Data to use
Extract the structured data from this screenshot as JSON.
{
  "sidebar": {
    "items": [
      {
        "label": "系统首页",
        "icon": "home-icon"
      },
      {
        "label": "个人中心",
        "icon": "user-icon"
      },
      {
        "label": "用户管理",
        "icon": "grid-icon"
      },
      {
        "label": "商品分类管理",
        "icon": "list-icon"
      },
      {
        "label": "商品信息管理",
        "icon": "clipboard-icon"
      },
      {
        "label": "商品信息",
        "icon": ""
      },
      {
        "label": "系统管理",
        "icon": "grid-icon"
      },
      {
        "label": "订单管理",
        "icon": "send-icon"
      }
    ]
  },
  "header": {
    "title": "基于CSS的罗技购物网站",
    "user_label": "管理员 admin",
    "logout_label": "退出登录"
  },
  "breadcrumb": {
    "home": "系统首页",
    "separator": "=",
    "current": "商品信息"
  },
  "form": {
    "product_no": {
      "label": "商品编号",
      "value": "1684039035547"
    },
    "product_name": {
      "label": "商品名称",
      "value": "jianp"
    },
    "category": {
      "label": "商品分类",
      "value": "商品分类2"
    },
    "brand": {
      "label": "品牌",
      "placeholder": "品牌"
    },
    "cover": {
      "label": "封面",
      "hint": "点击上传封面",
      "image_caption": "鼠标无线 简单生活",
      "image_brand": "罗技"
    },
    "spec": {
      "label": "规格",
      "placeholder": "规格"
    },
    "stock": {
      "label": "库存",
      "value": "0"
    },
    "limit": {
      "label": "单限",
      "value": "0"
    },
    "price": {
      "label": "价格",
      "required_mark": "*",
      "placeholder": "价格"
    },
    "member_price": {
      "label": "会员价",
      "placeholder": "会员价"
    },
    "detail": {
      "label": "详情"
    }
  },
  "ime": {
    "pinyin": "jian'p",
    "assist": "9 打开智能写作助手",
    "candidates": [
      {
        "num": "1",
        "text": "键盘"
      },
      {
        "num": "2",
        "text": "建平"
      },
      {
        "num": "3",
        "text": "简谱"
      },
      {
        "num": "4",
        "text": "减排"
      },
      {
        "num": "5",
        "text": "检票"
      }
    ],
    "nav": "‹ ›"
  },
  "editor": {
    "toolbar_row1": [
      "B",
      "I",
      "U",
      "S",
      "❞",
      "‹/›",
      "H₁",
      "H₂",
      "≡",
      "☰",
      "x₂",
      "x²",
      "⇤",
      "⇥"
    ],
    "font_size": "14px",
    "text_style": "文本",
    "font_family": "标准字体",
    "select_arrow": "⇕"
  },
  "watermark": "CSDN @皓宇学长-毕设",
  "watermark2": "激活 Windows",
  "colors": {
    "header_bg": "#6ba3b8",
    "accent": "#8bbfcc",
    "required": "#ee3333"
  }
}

Goal of the exercise
Quote every entry exactly.

Exercise response
Extract the structured data from this screenshot as JSON.
{
  "sidebar": {
    "items": [
      {
        "label": "系统首页",
        "icon": "home-icon"
      },
      {
        "label": "个人中心",
        "icon": "user-icon"
      },
      {
        "label": "用户管理",
        "icon": "grid-icon"
      },
      {
        "label": "商品分类管理",
        "icon": "list-icon"
      },
      {
        "label": "商品信息管理",
        "icon": "clipboard-icon"
      },
      {
        "label": "商品信息",
        "icon": ""
      },
      {
        "label": "系统管理",
        "icon": "grid-icon"
      },
      {
        "label": "订单管理",
        "icon": "send-icon"
      }
    ]
  },
  "header": {
    "title": "基于CSS的罗技购物网站",
    "user_label": "管理员 admin",
    "logout_label": "退出登录"
  },
  "breadcrumb": {
    "home": "系统首页",
    "separator": "=",
    "current": "商品信息"
  },
  "form": {
    "product_no": {
      "label": "商品编号",
      "value": "1684039035547"
    },
    "product_name": {
      "label": "商品名称",
      "value": "jianp"
    },
    "category": {
      "label": "商品分类",
      "value": "商品分类2"
    },
    "brand": {
      "label": "品牌",
      "placeholder": "品牌"
    },
    "cover": {
      "label": "封面",
      "hint": "点击上传封面",
      "image_caption": "鼠标无线 简单生活",
      "image_brand": "罗技"
    },
    "spec": {
      "label": "规格",
      "placeholder": "规格"
    },
    "stock": {
      "label": "库存",
      "value": "0"
    },
    "limit": {
      "label": "单限",
      "value": "0"
    },
    "price": {
      "label": "价格",
      "required_mark": "*",
      "placeholder": "价格"
    },
    "member_price": {
      "label": "会员价",
      "placeholder": "会员价"
    },
    "detail": {
      "label": "详情"
    }
  },
  "ime": {
    "pinyin": "jian'p",
    "assist": "9 打开智能写作助手",
    "candidates": [
      {
        "num": "1",
        "text": "键盘"
      },
      {
        "num": "2",
        "text": "建平"
      },
      {
        "num": "3",
        "text": "简谱"
      },
      {
        "num": "4",
        "text": "减排"
      },
      {
        "num": "5",
        "text": "检票"
      }
    ],
    "nav": "‹ ›"
  },
  "editor": {
    "toolbar_row1": [
      "B",
      "I",
      "U",
      "S",
      "❞",
      "‹/›",
      "H₁",
      "H₂",
      "≡",
      "☰",
      "x₂",
      "x²",
      "⇤",
      "⇥"
    ],
    "font_size": "14px",
    "text_style": "文本",
    "font_family": "标准字体",
    "select_arrow": "⇕"
  },
  "watermark": "CSDN @皓宇学长-毕设",
  "watermark2": "激活 Windows",
  "colors": {
    "header_bg": "#6ba3b8",
    "accent": "#8bbfcc",
    "required": "#ee3333"
  }
}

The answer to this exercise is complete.